Stored data:
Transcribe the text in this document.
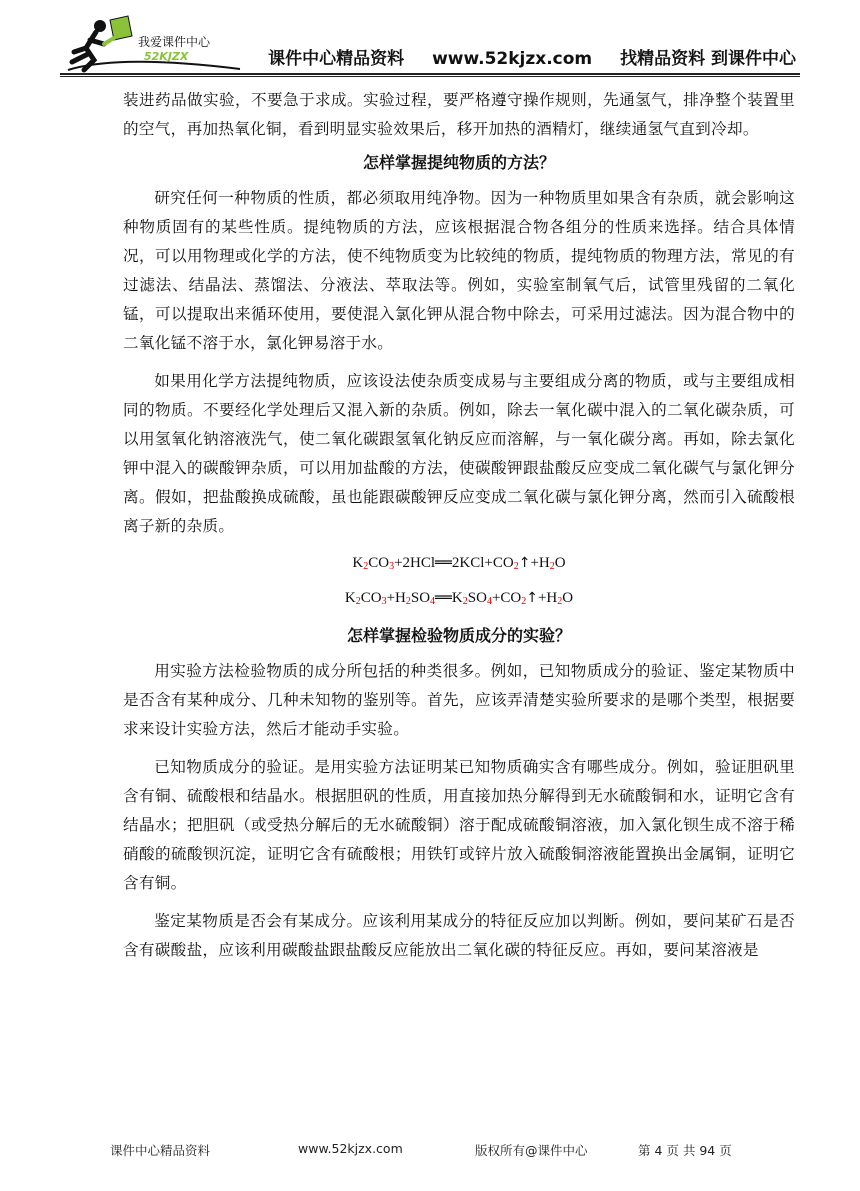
我爱课件中心
52KJZX	课件中心精品资料 www.52kjzx.com 找精品资料 到课件中心

装进药品做实验，不要急于求成。实验过程，要严格遵守操作规则，先通氢气，排净整个装置里的空气，再加热氧化铜，看到明显实验效果后，移开加热的酒精灯，继续通氢气直到冷却。

怎样掌握提纯物质的方法？

研究任何一种物质的性质，都必须取用纯净物。因为一种物质里如果含有杂质，就会影响这种物质固有的某些性质。提纯物质的方法，应该根据混合物各组分的性质来选择。结合具体情况，可以用物理或化学的方法，使不纯物质变为比较纯的物质，提纯物质的物理方法，常见的有过滤法、结晶法、蒸馏法、分液法、萃取法等。例如，实验室制氧气后，试管里残留的二氧化锰，可以提取出来循环使用，要使混入氯化钾从混合物中除去，可采用过滤法。因为混合物中的二氧化锰不溶于水，氯化钾易溶于水。

如果用化学方法提纯物质，应该设法使杂质变成易与主要组成分离的物质，或与主要组成相同的物质。不要经化学处理后又混入新的杂质。例如，除去一氧化碳中混入的二氧化碳杂质，可以用氢氧化钠溶液洗气，使二氧化碳跟氢氧化钠反应而溶解，与一氧化碳分离。再如，除去氯化钾中混入的碳酸钾杂质，可以用加盐酸的方法，使碳酸钾跟盐酸反应变成二氧化碳气与氯化钾分离。假如，把盐酸换成硫酸，虽也能跟碳酸钾反应变成二氧化碳与氯化钾分离，然而引入硫酸根离子新的杂质。

$K_2CO_3+2HCl══2KCl+CO_2↑+H_2O$
$K_2CO_3+H_2SO_4══K_2SO_4+CO_2↑+H_2O$
怎样掌握检验物质成分的实验？

用实验方法检验物质的成分所包括的种类很多。例如，已知物质成分的验证、鉴定某物质中是否含有某种成分、几种未知物的鉴别等。首先，应该弄清楚实验所要求的是哪个类型，根据要求来设计实验方法，然后才能动手实验。

已知物质成分的验证。是用实验方法证明某已知物质确实含有哪些成分。例如，验证胆矾里含有铜、硫酸根和结晶水。根据胆矾的性质，用直接加热分解得到无水硫酸铜和水，证明它含有结晶水；把胆矾（或受热分解后的无水硫酸铜）溶于配成硫酸铜溶液，加入氯化钡生成不溶于稀硝酸的硫酸钡沉淀，证明它含有硫酸根；用铁钉或锌片放入硫酸铜溶液能置换出金属铜，证明它含有铜。

鉴定某物质是否会有某成分。应该利用某成分的特征反应加以判断。例如，要问某矿石是否含有碳酸盐，应该利用碳酸盐跟盐酸反应能放出二氧化碳的特征反应。再如，要问某溶液是

课件中心精品资料	www.52kjzx.com	版权所有@课件中心	第 4 页 共 94 页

#### [What is required]
Set down the complete material exactly, but do not include the images.

#### [Answer to this task]
Transcribe the text in this document.
我爱课件中心
52KJZX	课件中心精品资料 www.52kjzx.com 找精品资料 到课件中心

装进药品做实验，不要急于求成。实验过程，要严格遵守操作规则，先通氢气，排净整个装置里的空气，再加热氧化铜，看到明显实验效果后，移开加热的酒精灯，继续通氢气直到冷却。

怎样掌握提纯物质的方法？

研究任何一种物质的性质，都必须取用纯净物。因为一种物质里如果含有杂质，就会影响这种物质固有的某些性质。提纯物质的方法，应该根据混合物各组分的性质来选择。结合具体情况，可以用物理或化学的方法，使不纯物质变为比较纯的物质，提纯物质的物理方法，常见的有过滤法、结晶法、蒸馏法、分液法、萃取法等。例如，实验室制氧气后，试管里残留的二氧化锰，可以提取出来循环使用，要使混入氯化钾从混合物中除去，可采用过滤法。因为混合物中的二氧化锰不溶于水，氯化钾易溶于水。

如果用化学方法提纯物质，应该设法使杂质变成易与主要组成分离的物质，或与主要组成相同的物质。不要经化学处理后又混入新的杂质。例如，除去一氧化碳中混入的二氧化碳杂质，可以用氢氧化钠溶液洗气，使二氧化碳跟氢氧化钠反应而溶解，与一氧化碳分离。再如，除去氯化钾中混入的碳酸钾杂质，可以用加盐酸的方法，使碳酸钾跟盐酸反应变成二氧化碳气与氯化钾分离。假如，把盐酸换成硫酸，虽也能跟碳酸钾反应变成二氧化碳与氯化钾分离，然而引入硫酸根离子新的杂质。

$K_2CO_3+2HCl══2KCl+CO_2↑+H_2O$
$K_2CO_3+H_2SO_4══K_2SO_4+CO_2↑+H_2O$
怎样掌握检验物质成分的实验？

用实验方法检验物质的成分所包括的种类很多。例如，已知物质成分的验证、鉴定某物质中是否含有某种成分、几种未知物的鉴别等。首先，应该弄清楚实验所要求的是哪个类型，根据要求来设计实验方法，然后才能动手实验。

已知物质成分的验证。是用实验方法证明某已知物质确实含有哪些成分。例如，验证胆矾里含有铜、硫酸根和结晶水。根据胆矾的性质，用直接加热分解得到无水硫酸铜和水，证明它含有结晶水；把胆矾（或受热分解后的无水硫酸铜）溶于配成硫酸铜溶液，加入氯化钡生成不溶于稀硝酸的硫酸钡沉淀，证明它含有硫酸根；用铁钉或锌片放入硫酸铜溶液能置换出金属铜，证明它含有铜。

鉴定某物质是否会有某成分。应该利用某成分的特征反应加以判断。例如，要问某矿石是否含有碳酸盐，应该利用碳酸盐跟盐酸反应能放出二氧化碳的特征反应。再如，要问某溶液是

课件中心精品资料	www.52kjzx.com	版权所有@课件中心	第 4 页 共 94 页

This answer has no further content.